■ Problem
Echo the records word for word, from the first line through the line containing "inline-button-label: 동동이를 깨워주세요. [385, 698, 583, 724]", inclusive.
╭─ Supplied entries
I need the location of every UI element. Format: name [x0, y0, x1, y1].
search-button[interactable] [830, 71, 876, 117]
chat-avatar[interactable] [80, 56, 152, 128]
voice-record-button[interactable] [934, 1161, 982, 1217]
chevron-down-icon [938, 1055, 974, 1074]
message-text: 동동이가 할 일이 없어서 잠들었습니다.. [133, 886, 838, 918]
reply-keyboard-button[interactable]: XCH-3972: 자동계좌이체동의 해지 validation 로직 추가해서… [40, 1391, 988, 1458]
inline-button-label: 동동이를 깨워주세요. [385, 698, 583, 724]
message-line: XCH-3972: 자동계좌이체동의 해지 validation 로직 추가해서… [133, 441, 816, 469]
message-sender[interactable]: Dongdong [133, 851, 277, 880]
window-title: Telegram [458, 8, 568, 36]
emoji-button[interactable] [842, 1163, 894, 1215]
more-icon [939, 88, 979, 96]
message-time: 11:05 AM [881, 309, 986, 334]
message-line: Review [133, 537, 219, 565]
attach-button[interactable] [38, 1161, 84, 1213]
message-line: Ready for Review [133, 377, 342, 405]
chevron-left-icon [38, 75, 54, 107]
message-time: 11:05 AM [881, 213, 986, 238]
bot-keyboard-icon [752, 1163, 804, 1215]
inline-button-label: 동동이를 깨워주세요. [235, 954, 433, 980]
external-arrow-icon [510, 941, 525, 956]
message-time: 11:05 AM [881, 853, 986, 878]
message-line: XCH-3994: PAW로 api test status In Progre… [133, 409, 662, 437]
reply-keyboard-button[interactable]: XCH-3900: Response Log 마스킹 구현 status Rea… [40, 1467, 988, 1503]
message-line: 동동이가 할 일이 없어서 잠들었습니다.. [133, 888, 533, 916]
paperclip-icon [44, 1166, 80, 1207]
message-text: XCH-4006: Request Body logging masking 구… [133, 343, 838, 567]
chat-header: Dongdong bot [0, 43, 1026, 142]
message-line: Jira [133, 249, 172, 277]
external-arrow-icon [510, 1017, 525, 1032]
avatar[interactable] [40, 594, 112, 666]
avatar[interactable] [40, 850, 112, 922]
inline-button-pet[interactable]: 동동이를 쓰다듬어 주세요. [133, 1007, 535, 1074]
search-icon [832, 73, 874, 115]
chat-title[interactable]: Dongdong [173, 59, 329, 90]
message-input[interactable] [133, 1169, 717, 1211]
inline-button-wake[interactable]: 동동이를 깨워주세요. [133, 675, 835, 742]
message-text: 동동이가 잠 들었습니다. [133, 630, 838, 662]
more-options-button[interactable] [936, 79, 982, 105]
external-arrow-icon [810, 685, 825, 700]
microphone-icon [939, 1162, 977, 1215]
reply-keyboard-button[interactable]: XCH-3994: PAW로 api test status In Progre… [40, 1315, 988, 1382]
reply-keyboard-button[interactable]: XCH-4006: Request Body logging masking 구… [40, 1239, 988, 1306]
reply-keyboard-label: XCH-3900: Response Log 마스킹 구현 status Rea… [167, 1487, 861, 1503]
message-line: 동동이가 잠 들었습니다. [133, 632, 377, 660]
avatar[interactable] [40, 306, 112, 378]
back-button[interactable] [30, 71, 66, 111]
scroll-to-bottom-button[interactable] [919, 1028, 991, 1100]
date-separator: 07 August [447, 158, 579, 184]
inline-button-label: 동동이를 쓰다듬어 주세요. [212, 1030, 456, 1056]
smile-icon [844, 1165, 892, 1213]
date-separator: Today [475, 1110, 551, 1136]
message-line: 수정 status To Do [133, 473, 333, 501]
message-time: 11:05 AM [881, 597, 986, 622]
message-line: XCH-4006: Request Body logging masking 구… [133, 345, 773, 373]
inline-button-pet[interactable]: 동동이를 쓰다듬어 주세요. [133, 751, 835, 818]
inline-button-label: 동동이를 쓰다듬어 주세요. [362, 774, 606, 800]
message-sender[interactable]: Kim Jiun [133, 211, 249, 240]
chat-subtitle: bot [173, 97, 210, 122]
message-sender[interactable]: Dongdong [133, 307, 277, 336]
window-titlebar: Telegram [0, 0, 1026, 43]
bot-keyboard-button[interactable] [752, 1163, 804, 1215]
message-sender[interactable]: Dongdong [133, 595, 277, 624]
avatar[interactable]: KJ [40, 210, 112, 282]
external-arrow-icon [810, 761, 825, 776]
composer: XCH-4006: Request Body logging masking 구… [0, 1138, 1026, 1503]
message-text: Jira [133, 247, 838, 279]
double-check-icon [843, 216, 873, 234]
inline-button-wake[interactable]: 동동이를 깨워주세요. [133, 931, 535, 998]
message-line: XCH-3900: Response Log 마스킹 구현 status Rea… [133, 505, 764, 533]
╰─
■ The reply
I need the location of every UI element. Format: name [x0, y0, x1, y1].
search-button[interactable] [830, 71, 876, 117]
chat-avatar[interactable] [80, 56, 152, 128]
voice-record-button[interactable] [934, 1161, 982, 1217]
chevron-down-icon [938, 1055, 974, 1074]
message-text: 동동이가 할 일이 없어서 잠들었습니다.. [133, 886, 838, 918]
reply-keyboard-button[interactable]: XCH-3972: 자동계좌이체동의 해지 validation 로직 추가해서… [40, 1391, 988, 1458]
inline-button-label: 동동이를 깨워주세요. [385, 698, 583, 724]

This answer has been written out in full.